> Stated goal
Look for the word "NCBI" in the entries below, then copy every line that has it.

> Records for this exercise
— BEGIN —

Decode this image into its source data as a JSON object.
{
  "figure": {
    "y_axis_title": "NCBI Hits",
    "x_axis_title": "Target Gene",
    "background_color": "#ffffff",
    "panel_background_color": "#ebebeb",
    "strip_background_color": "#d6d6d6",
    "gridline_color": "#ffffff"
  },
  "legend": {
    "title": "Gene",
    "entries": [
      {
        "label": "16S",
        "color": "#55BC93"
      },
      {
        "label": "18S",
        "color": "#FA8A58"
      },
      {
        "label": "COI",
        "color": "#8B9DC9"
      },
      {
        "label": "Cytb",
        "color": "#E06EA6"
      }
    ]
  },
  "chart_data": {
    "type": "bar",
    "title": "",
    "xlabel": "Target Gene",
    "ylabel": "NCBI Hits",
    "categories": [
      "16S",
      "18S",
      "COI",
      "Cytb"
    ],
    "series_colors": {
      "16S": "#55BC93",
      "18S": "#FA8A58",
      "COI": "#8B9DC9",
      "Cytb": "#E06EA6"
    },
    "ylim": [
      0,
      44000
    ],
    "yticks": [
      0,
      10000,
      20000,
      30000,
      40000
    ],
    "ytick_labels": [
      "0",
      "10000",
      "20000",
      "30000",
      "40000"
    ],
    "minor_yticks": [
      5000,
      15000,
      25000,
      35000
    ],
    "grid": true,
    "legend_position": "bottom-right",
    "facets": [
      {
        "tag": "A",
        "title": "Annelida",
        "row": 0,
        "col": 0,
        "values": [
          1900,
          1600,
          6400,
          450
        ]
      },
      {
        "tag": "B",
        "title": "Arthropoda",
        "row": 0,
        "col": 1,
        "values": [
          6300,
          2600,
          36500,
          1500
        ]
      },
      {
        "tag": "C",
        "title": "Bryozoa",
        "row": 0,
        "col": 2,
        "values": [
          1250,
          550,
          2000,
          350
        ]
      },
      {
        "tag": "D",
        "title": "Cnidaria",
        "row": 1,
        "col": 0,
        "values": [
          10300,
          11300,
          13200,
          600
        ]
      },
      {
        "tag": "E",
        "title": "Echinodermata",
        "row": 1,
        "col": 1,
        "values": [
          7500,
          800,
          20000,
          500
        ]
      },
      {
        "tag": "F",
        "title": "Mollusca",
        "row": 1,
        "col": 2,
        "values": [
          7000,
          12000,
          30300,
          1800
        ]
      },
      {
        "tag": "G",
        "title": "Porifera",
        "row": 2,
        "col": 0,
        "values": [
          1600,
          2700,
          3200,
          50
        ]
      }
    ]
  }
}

— END —

> Completed task
    "y_axis_title": "NCBI Hits",
    "ylabel": "NCBI Hits",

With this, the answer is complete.